SHORT EXERCISE
Reproduce the records that follow in full, excluding any picture they contain.
━━━━━ EXTRACTED MATERIAL ━━━━━
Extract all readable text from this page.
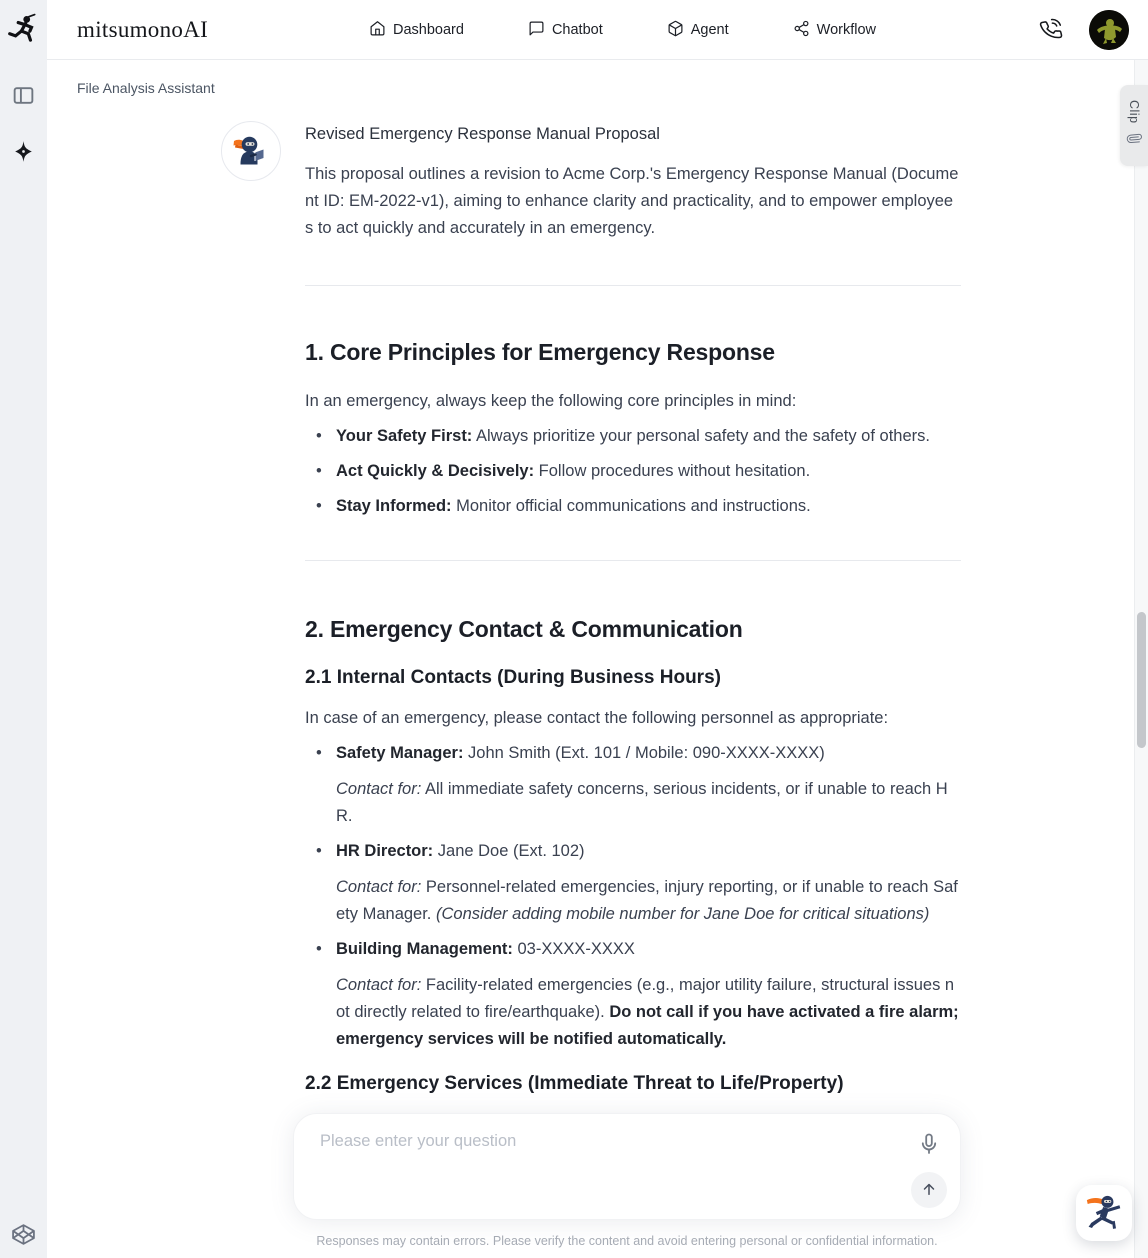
mitsumonoAI	Dashboard	Chatbot	Agent	Workflow
File Analysis Assistant

Revised Emergency Response Manual Proposal

This proposal outlines a revision to Acme Corp.'s Emergency Response Manual (Document ID: EM-2022-v1), aiming to enhance clarity and practicality, and to empower employees to act quickly and accurately in an emergency.

1. Core Principles for Emergency Response

In an emergency, always keep the following core principles in mind:

• Your Safety First: Always prioritize your personal safety and the safety of others.
• Act Quickly & Decisively: Follow procedures without hesitation.
• Stay Informed: Monitor official communications and instructions.
2. Emergency Contact & Communication
2.1 Internal Contacts (During Business Hours)

In case of an emergency, please contact the following personnel as appropriate:

• Safety Manager: John Smith (Ext. 101 / Mobile: 090-XXXX-XXXX)

Contact for: All immediate safety concerns, serious incidents, or if unable to reach HR.

• HR Director: Jane Doe (Ext. 102)

Contact for: Personnel-related emergencies, injury reporting, or if unable to reach Safety Manager. (Consider adding mobile number for Jane Doe for critical situations)

• Building Management: 03-XXXX-XXXX

Contact for: Facility-related emergencies (e.g., major utility failure, structural issues not directly related to fire/earthquake). Do not call if you have activated a fire alarm; emergency services will be notified automatically.

2.2 Emergency Services (Immediate Threat to Life/Property)
Clip
Please enter your question
Responses may contain errors. Please verify the content and avoid entering personal or confidential information.
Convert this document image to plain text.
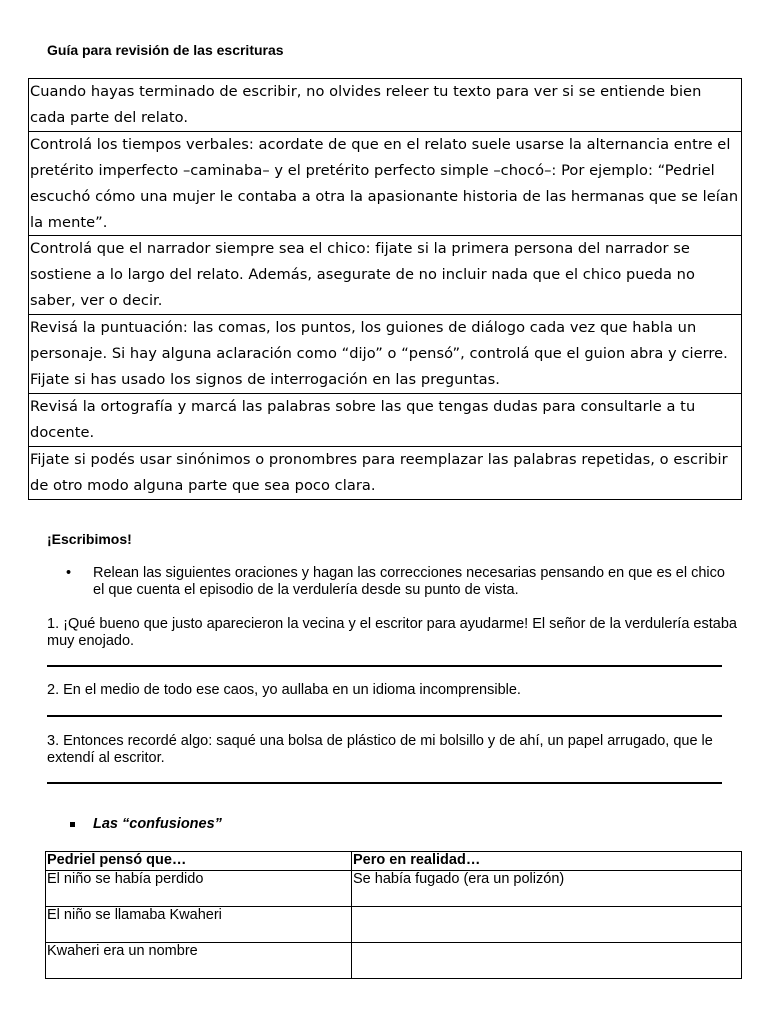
Guía para revisión de las escrituras
Cuando hayas terminado de escribir, no olvides releer tu texto para ver si se entiende bien cada parte del relato.
Controlá los tiempos verbales: acordate de que en el relato suele usarse la alternancia entre el pretérito imperfecto –caminaba– y el pretérito perfecto simple –chocó–: Por ejemplo: “Pedriel escuchó cómo una mujer le contaba a otra la apasionante historia de las hermanas que se leían la mente”.
Controlá que el narrador siempre sea el chico: fijate si la primera persona del narrador se sostiene a lo largo del relato. Además, asegurate de no incluir nada que el chico pueda no saber, ver o decir.
Revisá la puntuación: las comas, los puntos, los guiones de diálogo cada vez que habla un personaje. Si hay alguna aclaración como “dijo” o “pensó”, controlá que el guion abra y cierre. Fijate si has usado los signos de interrogación en las preguntas.
Revisá la ortografía y marcá las palabras sobre las que tengas dudas para consultarle a tu docente.
Fijate si podés usar sinónimos o pronombres para reemplazar las palabras repetidas, o escribir de otro modo alguna parte que sea poco clara.
¡Escribimos!
• Relean las siguientes oraciones y hagan las correcciones necesarias pensando en que es el chico el que cuenta el episodio de la verdulería desde su punto de vista.
1. ¡Qué bueno que justo aparecieron la vecina y el escritor para ayudarme! El señor de la verdulería estaba muy enojado.
2. En el medio de todo ese caos, yo aullaba en un idioma incomprensible.
3. Entonces recordé algo: saqué una bolsa de plástico de mi bolsillo y de ahí, un papel arrugado, que le extendí al escritor.
Las “confusiones”
Pedriel pensó que…	Pero en realidad…
El niño se había perdido	Se había fugado (era un polizón)
El niño se llamaba Kwaheri	
Kwaheri era un nombre	
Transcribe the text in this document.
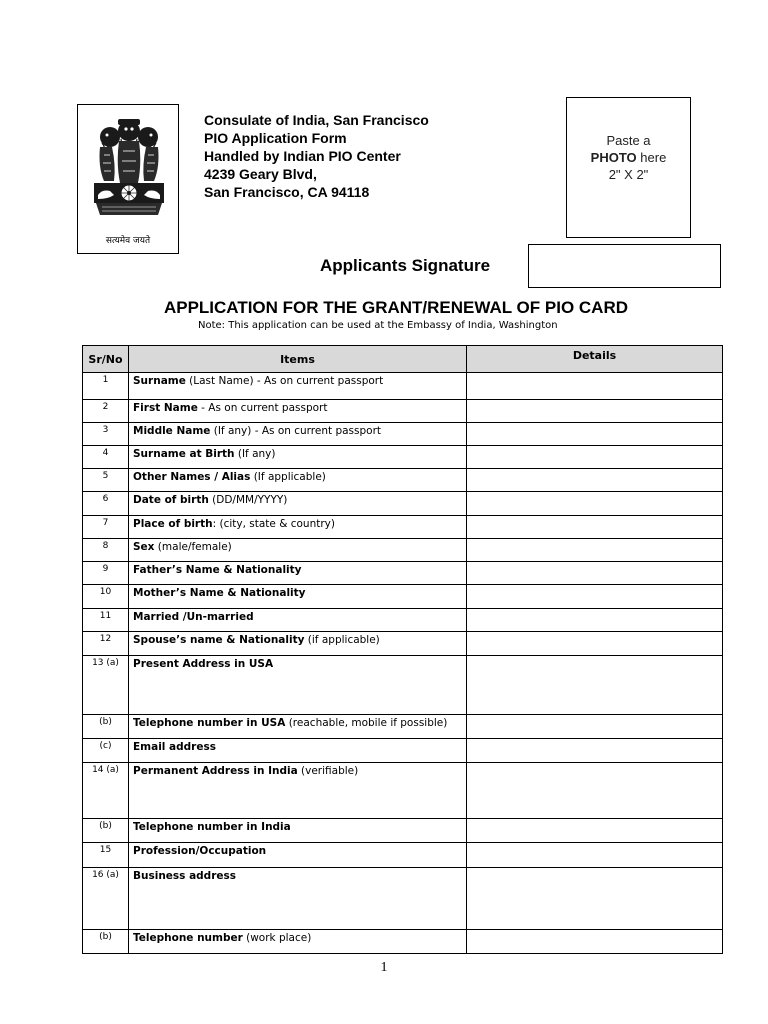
सत्यमेव जयते
Consulate of India, San Francisco
PIO Application Form
Handled by Indian PIO Center
4239 Geary Blvd,
San Francisco, CA 94118
Paste a
PHOTO here
2" X 2"
Applicants Signature
APPLICATION FOR THE GRANT/RENEWAL OF PIO CARD
Note: This application can be used at the Embassy of India, Washington
Sr/No	Items	Details
1	Surname (Last Name) - As on current passport	
2	First Name - As on current passport	
3	Middle Name (If any) - As on current passport	
4	Surname at Birth (If any)	
5	Other Names / Alias (If applicable)	
6	Date of birth (DD/MM/YYYY)	
7	Place of birth: (city, state & country)	
8	Sex (male/female)	
9	Father’s Name & Nationality	
10	Mother’s Name & Nationality	
11	Married /Un-married	
12	Spouse’s name & Nationality (if applicable)	
13 (a)	Present Address in USA	
(b)	Telephone number in USA (reachable, mobile if possible)	
(c)	Email address	
14 (a)	Permanent Address in India (verifiable)	
(b)	Telephone number in India	
15	Profession/Occupation	
16 (a)	Business address	
(b)	Telephone number (work place)	
1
━━━━━
FINAL RESULT
Extract all readable text from this page.
mitsumonoAI	Dashboard	Chatbot	Agent	Workflow
File Analysis Assistant

Revised Emergency Response Manual Proposal

This proposal outlines a revision to Acme Corp.'s Emergency Response Manual (Document ID: EM-2022-v1), aiming to enhance clarity and practicality, and to empower employees to act quickly and accurately in an emergency.

1. Core Principles for Emergency Response

In an emergency, always keep the following core principles in mind:

• Your Safety First: Always prioritize your personal safety and the safety of others.
• Act Quickly & Decisively: Follow procedures without hesitation.
• Stay Informed: Monitor official communications and instructions.
2. Emergency Contact & Communication
2.1 Internal Contacts (During Business Hours)

In case of an emergency, please contact the following personnel as appropriate:

• Safety Manager: John Smith (Ext. 101 / Mobile: 090-XXXX-XXXX)

Contact for: All immediate safety concerns, serious incidents, or if unable to reach HR.

• HR Director: Jane Doe (Ext. 102)

Contact for: Personnel-related emergencies, injury reporting, or if unable to reach Safety Manager. (Consider adding mobile number for Jane Doe for critical situations)

• Building Management: 03-XXXX-XXXX

Contact for: Facility-related emergencies (e.g., major utility failure, structural issues not directly related to fire/earthquake). Do not call if you have activated a fire alarm; emergency services will be notified automatically.

2.2 Emergency Services (Immediate Threat to Life/Property)
Clip
Please enter your question
Responses may contain errors. Please verify the content and avoid entering personal or confidential information.
Convert this document image to plain text.
Guía para revisión de las escrituras
Cuando hayas terminado de escribir, no olvides releer tu texto para ver si se entiende bien cada parte del relato.
Controlá los tiempos verbales: acordate de que en el relato suele usarse la alternancia entre el pretérito imperfecto –caminaba– y el pretérito perfecto simple –chocó–: Por ejemplo: “Pedriel escuchó cómo una mujer le contaba a otra la apasionante historia de las hermanas que se leían la mente”.
Controlá que el narrador siempre sea el chico: fijate si la primera persona del narrador se sostiene a lo largo del relato. Además, asegurate de no incluir nada que el chico pueda no saber, ver o decir.
Revisá la puntuación: las comas, los puntos, los guiones de diálogo cada vez que habla un personaje. Si hay alguna aclaración como “dijo” o “pensó”, controlá que el guion abra y cierre. Fijate si has usado los signos de interrogación en las preguntas.
Revisá la ortografía y marcá las palabras sobre las que tengas dudas para consultarle a tu docente.
Fijate si podés usar sinónimos o pronombres para reemplazar las palabras repetidas, o escribir de otro modo alguna parte que sea poco clara.
¡Escribimos!
• Relean las siguientes oraciones y hagan las correcciones necesarias pensando en que es el chico el que cuenta el episodio de la verdulería desde su punto de vista.
1. ¡Qué bueno que justo aparecieron la vecina y el escritor para ayudarme! El señor de la verdulería estaba muy enojado.
2. En el medio de todo ese caos, yo aullaba en un idioma incomprensible.
3. Entonces recordé algo: saqué una bolsa de plástico de mi bolsillo y de ahí, un papel arrugado, que le extendí al escritor.
Las “confusiones”
Pedriel pensó que…	Pero en realidad…
El niño se había perdido	Se había fugado (era un polizón)
El niño se llamaba Kwaheri	
Kwaheri era un nombre	
Transcribe the text in this document.
सत्यमेव जयते
Consulate of India, San Francisco
PIO Application Form
Handled by Indian PIO Center
4239 Geary Blvd,
San Francisco, CA 94118
Paste a
PHOTO here
2" X 2"
Applicants Signature
APPLICATION FOR THE GRANT/RENEWAL OF PIO CARD
Note: This application can be used at the Embassy of India, Washington
Sr/No	Items	Details
1	Surname (Last Name) - As on current passport	
2	First Name - As on current passport	
3	Middle Name (If any) - As on current passport	
4	Surname at Birth (If any)	
5	Other Names / Alias (If applicable)	
6	Date of birth (DD/MM/YYYY)	
7	Place of birth: (city, state & country)	
8	Sex (male/female)	
9	Father’s Name & Nationality	
10	Mother’s Name & Nationality	
11	Married /Un-married	
12	Spouse’s name & Nationality (if applicable)	
13 (a)	Present Address in USA	
(b)	Telephone number in USA (reachable, mobile if possible)	
(c)	Email address	
14 (a)	Permanent Address in India (verifiable)	
(b)	Telephone number in India	
15	Profession/Occupation	
16 (a)	Business address	
(b)	Telephone number (work place)	
1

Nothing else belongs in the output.